- **DATA FOR THE TASK**
-*-*-
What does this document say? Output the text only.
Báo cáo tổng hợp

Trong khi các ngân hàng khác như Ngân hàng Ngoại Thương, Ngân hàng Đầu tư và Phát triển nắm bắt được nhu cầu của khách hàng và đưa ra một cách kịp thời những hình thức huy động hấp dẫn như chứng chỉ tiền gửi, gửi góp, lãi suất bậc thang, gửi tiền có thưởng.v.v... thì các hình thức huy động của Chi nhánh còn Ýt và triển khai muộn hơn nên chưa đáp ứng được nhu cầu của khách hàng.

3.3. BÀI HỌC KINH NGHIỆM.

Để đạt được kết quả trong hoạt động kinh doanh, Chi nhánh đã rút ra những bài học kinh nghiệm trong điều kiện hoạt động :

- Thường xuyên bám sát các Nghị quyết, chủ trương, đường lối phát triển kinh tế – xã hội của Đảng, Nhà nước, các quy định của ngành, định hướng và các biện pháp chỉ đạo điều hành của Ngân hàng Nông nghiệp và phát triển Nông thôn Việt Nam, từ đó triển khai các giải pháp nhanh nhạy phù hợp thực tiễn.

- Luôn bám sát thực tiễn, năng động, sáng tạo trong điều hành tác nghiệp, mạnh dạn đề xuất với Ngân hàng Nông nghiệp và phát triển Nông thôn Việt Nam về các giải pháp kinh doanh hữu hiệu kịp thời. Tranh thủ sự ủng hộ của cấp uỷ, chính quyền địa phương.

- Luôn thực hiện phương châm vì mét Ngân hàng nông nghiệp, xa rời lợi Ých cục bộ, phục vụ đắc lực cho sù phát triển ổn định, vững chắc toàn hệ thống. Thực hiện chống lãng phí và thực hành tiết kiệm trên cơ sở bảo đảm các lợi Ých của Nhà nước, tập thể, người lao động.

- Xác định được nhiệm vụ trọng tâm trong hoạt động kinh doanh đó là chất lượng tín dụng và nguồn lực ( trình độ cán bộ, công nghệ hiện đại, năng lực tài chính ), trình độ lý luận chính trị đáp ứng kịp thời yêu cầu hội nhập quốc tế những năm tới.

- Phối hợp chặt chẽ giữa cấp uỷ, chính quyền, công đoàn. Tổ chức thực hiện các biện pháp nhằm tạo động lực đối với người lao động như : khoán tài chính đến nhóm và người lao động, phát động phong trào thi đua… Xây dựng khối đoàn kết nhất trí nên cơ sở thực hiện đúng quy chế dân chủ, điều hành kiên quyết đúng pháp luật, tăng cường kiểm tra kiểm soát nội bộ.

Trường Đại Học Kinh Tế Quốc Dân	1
-*-*-
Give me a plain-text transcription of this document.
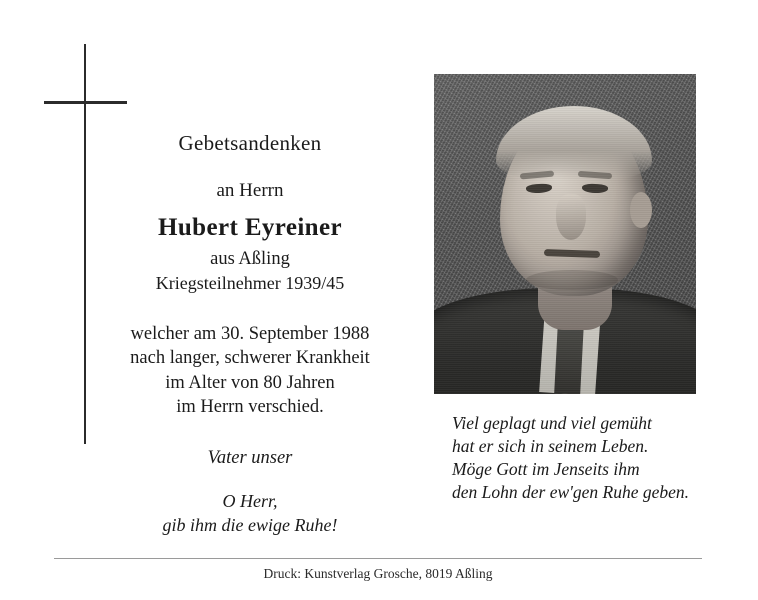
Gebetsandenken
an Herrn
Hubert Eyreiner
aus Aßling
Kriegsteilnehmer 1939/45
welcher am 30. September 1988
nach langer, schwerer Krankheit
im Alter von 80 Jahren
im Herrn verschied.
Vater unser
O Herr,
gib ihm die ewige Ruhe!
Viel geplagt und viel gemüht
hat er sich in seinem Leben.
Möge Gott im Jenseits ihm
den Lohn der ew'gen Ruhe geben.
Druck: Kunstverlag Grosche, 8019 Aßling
-*-*-
- **TASK INSTRUCTIONS**
Locate each line containing the string "this" and show it.

- **OUTPUT BELOW**
What does this document say? Output the text only.
Give me a plain-text transcription of this document.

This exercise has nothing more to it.